Stored records:
* * * *

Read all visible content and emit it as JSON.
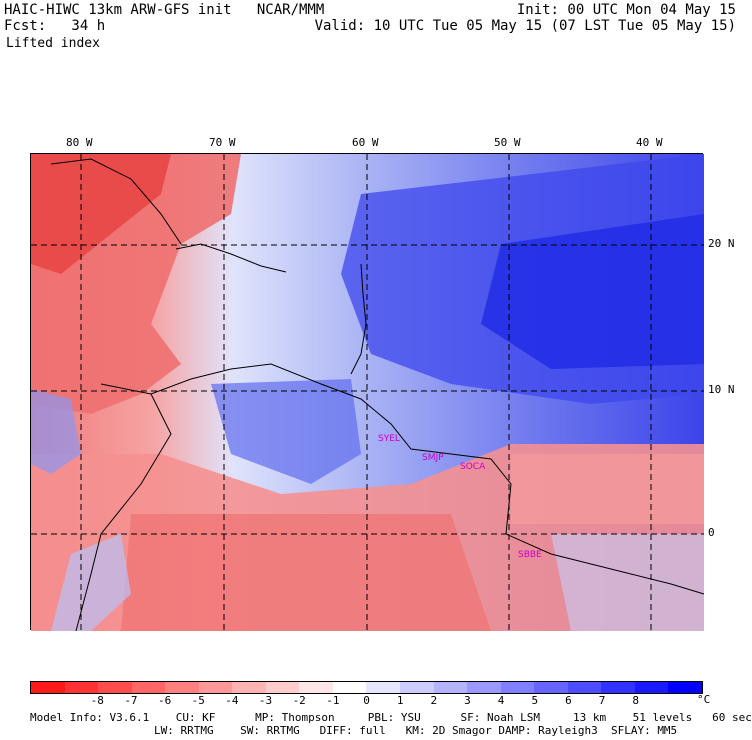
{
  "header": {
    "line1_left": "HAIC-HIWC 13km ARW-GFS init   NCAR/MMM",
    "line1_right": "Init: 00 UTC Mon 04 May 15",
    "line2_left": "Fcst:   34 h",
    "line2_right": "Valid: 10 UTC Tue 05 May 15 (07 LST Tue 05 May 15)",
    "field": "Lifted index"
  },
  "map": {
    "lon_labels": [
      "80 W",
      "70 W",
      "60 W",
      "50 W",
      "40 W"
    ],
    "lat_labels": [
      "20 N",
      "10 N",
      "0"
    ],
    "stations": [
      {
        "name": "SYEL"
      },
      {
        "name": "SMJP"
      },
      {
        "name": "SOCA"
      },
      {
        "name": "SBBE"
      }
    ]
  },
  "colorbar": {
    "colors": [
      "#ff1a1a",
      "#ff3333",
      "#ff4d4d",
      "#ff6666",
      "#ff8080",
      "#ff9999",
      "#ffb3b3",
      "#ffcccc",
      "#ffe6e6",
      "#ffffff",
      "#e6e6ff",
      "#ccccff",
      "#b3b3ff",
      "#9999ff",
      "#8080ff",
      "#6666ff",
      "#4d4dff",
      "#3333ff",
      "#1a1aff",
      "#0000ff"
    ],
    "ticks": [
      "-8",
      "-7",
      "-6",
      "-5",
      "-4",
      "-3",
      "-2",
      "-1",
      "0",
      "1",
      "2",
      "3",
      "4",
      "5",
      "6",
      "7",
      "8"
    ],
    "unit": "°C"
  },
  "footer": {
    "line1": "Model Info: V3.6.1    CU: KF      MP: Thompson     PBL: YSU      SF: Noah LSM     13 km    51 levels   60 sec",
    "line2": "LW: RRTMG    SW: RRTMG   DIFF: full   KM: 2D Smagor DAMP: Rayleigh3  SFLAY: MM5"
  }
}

* * * *

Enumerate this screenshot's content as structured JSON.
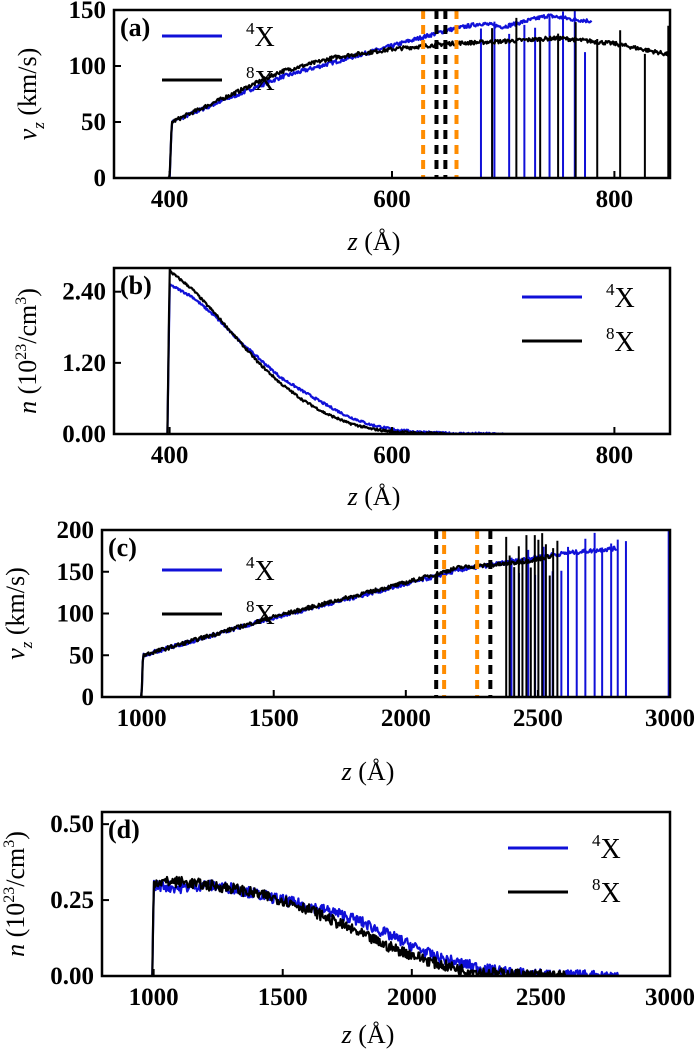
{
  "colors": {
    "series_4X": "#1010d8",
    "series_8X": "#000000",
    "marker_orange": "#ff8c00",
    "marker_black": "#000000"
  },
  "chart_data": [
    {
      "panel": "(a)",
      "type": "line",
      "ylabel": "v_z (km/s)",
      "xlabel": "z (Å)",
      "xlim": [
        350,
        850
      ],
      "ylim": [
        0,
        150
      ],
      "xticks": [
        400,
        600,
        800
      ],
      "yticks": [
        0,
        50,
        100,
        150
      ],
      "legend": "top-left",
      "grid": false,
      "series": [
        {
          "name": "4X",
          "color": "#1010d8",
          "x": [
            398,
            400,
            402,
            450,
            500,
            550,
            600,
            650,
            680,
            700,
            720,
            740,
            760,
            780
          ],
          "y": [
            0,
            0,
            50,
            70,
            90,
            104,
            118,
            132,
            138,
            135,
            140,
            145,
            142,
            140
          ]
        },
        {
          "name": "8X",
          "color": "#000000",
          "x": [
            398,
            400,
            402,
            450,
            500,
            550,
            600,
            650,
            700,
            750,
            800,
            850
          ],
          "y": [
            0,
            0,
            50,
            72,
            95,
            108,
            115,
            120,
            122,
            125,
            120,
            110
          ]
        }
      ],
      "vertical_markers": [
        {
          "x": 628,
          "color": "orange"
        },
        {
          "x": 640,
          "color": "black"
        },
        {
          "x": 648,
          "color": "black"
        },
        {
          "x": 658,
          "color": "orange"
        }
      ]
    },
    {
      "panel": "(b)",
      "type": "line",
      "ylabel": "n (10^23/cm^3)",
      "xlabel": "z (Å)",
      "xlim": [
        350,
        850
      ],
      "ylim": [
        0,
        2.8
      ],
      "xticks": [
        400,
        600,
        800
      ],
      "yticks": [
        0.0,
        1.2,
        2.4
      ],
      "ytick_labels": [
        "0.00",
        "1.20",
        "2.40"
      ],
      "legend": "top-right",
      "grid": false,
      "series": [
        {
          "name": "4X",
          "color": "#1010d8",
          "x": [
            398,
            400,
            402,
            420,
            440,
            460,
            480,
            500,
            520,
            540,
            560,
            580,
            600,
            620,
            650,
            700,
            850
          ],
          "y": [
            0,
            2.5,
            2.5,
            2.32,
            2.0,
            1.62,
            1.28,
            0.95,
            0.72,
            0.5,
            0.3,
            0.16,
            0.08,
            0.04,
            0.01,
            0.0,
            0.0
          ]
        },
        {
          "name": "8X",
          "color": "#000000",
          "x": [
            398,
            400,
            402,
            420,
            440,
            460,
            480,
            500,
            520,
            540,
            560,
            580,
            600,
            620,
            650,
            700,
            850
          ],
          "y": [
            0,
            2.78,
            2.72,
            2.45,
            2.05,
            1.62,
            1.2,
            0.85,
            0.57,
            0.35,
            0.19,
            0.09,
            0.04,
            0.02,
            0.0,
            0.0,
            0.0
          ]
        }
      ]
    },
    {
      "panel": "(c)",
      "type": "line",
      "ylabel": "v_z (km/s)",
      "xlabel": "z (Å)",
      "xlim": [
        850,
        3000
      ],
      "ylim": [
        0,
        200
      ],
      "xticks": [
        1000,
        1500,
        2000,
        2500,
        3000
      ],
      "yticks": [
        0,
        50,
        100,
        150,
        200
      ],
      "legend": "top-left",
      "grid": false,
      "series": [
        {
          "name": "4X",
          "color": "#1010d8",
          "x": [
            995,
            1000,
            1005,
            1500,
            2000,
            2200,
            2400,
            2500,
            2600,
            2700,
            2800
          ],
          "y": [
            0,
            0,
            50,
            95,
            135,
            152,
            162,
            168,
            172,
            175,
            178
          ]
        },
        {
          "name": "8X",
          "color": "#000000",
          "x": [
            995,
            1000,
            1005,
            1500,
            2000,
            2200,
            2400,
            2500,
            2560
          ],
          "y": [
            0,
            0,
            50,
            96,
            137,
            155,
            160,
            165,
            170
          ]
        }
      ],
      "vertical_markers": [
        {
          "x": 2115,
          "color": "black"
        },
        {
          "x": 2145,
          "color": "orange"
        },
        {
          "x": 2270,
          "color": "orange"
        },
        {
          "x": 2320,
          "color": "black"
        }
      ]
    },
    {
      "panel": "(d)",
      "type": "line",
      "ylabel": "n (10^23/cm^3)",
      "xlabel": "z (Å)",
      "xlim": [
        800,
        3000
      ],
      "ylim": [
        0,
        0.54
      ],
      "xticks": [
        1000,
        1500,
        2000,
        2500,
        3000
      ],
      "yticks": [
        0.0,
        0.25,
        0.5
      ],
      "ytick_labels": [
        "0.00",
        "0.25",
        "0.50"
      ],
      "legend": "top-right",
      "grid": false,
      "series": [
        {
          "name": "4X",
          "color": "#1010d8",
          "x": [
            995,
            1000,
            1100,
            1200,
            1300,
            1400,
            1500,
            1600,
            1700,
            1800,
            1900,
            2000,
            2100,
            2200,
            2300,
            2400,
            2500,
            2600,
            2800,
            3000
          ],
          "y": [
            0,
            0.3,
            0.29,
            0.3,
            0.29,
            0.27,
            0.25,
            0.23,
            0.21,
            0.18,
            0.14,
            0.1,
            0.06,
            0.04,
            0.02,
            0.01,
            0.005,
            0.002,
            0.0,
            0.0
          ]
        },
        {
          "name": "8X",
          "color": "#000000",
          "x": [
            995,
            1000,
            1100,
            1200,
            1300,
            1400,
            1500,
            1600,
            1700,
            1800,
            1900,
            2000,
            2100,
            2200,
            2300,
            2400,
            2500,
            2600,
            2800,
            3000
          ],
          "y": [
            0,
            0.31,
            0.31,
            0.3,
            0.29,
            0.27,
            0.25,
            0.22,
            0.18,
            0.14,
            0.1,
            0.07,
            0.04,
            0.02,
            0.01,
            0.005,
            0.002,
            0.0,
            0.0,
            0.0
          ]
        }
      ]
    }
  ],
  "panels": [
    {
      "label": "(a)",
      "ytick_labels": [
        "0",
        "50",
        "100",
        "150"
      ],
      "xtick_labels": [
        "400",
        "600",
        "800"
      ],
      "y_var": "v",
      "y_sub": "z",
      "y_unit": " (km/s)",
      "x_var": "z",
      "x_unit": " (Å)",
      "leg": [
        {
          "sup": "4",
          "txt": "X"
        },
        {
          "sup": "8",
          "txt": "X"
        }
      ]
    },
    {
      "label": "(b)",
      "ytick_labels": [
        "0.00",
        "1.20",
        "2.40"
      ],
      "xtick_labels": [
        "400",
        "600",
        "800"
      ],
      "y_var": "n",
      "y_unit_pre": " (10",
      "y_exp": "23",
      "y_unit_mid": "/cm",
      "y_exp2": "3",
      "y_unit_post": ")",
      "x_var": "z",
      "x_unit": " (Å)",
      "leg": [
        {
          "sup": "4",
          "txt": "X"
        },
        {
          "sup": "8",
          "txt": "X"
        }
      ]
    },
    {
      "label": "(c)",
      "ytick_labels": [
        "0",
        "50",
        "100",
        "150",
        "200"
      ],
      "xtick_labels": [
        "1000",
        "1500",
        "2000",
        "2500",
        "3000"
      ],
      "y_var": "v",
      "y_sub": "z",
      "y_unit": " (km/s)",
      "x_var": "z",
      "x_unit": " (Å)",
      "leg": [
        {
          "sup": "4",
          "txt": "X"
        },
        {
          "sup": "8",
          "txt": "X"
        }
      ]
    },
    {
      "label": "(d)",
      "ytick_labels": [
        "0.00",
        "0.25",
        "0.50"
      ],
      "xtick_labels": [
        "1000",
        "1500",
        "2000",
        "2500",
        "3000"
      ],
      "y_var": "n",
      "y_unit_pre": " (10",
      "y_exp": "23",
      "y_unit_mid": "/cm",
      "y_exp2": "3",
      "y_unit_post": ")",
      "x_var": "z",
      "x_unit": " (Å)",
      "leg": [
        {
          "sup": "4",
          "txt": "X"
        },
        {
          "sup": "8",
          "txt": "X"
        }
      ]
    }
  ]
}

* * * *

WORK INSTRUCTIONS:
Check each line of the data above for the string "content", then report how many lines have it, with no other words.

EXPECTED ANSWER:
2